▶ _Your instructions_
Show, in full, each line of the data that contains "JSON".

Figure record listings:
________________________________________
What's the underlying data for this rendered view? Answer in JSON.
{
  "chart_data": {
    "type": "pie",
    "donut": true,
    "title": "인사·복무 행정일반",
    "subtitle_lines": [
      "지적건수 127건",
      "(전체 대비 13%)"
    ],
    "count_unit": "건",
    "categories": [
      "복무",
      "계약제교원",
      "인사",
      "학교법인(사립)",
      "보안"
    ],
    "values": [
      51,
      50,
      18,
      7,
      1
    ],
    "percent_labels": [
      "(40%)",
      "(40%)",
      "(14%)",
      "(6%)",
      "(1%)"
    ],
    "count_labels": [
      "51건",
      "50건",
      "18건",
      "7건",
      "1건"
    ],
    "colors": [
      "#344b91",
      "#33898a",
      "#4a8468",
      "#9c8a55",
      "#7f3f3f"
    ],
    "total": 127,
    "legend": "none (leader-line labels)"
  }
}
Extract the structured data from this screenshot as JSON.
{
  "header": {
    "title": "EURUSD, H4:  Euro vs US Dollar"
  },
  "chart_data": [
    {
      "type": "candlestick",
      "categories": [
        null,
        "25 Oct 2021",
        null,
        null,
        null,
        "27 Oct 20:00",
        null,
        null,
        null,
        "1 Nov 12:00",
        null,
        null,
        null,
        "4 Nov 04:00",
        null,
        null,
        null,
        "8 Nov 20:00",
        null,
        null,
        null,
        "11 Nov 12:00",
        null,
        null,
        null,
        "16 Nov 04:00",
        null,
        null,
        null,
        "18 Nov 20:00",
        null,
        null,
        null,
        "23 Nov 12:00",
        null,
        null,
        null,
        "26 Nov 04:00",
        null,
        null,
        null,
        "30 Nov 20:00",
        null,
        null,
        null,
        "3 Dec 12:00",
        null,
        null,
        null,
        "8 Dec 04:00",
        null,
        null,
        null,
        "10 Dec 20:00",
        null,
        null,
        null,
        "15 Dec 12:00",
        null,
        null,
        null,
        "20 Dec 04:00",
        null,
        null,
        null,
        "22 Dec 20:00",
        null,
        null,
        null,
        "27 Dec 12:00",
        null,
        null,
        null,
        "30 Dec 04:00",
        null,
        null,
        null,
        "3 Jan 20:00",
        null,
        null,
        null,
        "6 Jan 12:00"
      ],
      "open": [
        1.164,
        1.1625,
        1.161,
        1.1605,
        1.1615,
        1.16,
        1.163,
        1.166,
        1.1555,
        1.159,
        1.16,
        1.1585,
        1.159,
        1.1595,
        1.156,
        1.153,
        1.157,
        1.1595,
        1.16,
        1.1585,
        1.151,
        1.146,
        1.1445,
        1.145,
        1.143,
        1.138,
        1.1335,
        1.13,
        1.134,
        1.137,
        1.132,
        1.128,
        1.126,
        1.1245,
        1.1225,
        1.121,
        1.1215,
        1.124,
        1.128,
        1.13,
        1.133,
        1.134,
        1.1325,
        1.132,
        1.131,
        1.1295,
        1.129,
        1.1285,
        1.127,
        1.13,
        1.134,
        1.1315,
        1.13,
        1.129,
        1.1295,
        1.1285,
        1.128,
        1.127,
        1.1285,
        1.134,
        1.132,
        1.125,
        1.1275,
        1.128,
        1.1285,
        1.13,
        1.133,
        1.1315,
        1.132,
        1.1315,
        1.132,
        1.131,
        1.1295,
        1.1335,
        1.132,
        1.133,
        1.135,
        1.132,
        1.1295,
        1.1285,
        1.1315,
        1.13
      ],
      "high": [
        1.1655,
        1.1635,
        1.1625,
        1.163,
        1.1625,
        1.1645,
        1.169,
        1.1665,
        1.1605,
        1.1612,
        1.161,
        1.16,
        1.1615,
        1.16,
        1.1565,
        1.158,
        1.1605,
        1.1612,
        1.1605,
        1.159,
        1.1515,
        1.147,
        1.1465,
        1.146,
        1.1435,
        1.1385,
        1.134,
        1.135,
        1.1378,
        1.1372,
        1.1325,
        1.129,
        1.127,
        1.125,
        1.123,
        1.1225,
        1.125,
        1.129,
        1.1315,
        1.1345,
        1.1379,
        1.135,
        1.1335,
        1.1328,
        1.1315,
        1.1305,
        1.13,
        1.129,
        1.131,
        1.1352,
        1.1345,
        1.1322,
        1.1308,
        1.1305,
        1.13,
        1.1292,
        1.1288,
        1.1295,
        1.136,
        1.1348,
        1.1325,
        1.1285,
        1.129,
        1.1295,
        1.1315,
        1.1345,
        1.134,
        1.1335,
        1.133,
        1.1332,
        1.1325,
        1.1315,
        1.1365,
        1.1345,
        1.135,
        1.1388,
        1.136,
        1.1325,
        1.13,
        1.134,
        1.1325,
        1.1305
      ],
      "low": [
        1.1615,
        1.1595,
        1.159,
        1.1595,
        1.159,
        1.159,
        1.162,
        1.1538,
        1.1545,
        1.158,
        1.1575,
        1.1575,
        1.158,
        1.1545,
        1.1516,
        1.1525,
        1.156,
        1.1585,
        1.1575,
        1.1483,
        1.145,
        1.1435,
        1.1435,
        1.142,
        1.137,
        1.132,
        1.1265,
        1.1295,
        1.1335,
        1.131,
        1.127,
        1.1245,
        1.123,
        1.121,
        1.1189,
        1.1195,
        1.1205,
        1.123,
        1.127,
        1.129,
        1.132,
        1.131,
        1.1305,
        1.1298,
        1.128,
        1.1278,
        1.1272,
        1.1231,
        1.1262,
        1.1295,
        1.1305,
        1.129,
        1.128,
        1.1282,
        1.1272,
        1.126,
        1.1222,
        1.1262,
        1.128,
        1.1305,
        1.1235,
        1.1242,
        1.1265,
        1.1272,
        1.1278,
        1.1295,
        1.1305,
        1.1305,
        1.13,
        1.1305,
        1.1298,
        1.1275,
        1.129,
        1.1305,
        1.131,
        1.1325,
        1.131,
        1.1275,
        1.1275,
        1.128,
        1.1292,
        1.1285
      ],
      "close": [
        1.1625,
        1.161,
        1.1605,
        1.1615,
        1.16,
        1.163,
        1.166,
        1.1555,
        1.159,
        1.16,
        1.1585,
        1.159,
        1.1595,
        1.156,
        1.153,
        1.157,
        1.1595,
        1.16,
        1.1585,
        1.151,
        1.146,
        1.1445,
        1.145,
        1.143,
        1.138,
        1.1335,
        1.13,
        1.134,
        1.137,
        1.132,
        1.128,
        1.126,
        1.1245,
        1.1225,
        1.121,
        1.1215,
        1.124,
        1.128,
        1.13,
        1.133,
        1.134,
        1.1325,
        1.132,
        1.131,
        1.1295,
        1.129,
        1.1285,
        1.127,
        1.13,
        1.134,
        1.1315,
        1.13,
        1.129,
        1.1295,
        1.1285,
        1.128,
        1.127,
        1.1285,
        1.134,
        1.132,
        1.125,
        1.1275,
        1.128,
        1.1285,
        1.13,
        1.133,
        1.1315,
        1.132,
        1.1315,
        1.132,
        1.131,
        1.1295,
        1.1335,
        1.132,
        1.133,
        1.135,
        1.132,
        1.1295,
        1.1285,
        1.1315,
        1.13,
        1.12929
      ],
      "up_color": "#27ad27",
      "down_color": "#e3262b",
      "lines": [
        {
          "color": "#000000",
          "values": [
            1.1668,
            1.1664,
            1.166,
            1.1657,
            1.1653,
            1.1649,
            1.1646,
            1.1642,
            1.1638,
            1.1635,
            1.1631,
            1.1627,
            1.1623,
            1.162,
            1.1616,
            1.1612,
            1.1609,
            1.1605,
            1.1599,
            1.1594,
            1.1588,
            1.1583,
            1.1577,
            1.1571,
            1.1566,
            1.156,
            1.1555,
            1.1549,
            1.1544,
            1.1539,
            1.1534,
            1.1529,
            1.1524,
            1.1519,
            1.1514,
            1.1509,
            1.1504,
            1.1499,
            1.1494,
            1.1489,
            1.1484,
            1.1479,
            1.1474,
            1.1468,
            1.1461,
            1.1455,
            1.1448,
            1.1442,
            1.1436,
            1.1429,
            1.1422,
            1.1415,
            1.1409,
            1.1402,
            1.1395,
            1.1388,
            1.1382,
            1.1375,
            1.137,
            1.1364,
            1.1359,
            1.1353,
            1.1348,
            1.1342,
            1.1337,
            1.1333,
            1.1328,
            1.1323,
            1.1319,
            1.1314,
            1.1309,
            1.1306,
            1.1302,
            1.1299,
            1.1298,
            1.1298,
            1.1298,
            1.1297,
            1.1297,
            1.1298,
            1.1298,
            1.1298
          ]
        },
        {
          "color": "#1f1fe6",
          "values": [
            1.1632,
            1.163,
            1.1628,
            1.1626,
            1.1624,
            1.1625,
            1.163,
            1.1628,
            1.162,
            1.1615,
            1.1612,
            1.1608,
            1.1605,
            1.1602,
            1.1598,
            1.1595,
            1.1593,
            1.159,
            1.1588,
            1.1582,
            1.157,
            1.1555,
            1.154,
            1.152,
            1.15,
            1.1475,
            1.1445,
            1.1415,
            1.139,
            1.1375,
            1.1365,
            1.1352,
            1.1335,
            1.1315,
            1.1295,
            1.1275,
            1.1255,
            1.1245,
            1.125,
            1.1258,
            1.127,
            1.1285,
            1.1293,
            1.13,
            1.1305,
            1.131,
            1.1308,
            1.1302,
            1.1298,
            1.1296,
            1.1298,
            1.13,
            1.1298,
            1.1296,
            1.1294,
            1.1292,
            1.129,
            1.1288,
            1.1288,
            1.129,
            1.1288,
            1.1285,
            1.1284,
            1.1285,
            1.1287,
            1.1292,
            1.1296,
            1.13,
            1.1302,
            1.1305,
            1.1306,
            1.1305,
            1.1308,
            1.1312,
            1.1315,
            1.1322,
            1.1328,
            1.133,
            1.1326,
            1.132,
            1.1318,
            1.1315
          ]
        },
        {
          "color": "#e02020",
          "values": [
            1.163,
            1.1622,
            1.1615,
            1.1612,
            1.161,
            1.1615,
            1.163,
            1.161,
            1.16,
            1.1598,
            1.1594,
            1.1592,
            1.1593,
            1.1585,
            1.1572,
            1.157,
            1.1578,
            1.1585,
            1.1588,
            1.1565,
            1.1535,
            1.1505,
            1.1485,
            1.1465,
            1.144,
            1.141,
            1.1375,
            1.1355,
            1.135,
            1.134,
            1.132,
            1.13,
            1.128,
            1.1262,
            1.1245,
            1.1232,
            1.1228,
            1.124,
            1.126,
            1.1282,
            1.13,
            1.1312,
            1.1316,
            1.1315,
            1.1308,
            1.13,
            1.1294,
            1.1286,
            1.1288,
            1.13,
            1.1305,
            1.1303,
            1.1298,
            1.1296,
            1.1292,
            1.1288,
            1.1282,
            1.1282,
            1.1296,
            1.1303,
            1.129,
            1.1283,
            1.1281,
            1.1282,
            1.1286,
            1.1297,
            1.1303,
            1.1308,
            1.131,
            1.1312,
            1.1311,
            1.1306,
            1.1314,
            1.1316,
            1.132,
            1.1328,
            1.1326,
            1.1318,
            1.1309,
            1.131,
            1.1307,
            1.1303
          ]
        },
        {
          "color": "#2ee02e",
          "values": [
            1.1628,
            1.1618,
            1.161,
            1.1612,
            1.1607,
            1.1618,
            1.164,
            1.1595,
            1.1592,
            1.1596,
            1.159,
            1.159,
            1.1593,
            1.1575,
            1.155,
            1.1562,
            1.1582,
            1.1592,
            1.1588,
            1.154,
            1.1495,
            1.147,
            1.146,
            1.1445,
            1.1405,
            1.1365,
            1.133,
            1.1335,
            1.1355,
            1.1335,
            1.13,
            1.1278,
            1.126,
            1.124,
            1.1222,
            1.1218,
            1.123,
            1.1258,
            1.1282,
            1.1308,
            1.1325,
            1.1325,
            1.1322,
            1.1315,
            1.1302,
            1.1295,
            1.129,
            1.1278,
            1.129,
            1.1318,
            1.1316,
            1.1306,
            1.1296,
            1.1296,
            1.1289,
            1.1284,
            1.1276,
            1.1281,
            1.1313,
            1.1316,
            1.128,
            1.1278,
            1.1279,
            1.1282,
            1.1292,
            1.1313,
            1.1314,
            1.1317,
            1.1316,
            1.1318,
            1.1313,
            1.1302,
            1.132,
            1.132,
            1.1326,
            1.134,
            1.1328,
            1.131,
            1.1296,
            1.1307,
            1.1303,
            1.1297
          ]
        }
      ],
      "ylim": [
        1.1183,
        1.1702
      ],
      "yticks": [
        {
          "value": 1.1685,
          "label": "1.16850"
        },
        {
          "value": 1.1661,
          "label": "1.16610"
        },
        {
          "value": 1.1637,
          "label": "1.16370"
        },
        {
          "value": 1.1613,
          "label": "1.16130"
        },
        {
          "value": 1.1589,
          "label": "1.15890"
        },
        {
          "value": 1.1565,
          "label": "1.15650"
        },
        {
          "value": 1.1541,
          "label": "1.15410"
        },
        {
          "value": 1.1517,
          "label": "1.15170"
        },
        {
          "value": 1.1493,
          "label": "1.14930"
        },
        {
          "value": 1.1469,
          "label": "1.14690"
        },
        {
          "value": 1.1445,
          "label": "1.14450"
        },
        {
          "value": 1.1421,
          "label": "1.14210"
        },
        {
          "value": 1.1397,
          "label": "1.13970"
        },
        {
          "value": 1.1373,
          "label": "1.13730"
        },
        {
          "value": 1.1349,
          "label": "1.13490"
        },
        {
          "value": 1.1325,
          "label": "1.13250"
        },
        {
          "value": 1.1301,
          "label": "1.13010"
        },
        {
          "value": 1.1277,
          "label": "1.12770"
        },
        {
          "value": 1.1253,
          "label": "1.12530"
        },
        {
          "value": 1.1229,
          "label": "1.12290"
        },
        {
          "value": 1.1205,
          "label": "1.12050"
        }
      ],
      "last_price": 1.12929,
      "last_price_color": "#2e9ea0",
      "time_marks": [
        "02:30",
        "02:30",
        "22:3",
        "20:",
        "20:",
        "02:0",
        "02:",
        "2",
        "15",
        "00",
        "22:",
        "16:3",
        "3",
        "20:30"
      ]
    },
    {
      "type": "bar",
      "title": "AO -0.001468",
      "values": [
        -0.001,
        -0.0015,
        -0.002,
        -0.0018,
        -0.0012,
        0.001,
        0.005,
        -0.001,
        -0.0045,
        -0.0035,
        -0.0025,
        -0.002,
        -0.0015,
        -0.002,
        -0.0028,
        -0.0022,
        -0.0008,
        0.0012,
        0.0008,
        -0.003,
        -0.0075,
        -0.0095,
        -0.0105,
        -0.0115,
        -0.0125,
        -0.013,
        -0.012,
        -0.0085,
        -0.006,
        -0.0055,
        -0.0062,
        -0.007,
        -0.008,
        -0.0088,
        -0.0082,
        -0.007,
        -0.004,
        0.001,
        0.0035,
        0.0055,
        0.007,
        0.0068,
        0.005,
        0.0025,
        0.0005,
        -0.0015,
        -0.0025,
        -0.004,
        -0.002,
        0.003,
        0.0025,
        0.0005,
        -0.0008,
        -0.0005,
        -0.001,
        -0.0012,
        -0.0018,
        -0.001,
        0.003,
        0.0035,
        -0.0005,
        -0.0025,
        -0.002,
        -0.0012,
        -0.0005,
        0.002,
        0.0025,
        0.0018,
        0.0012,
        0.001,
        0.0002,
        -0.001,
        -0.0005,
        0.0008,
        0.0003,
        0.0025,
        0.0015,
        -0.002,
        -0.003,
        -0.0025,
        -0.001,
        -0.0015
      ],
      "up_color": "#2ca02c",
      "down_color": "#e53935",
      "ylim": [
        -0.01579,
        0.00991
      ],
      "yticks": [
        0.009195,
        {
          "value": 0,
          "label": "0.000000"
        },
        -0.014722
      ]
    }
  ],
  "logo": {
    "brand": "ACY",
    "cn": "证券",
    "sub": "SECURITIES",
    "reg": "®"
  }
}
________________________________________
▶ _Solution to this exercise_
What's the underlying data for this rendered view? Answer in JSON.
Extract the structured data from this screenshot as JSON.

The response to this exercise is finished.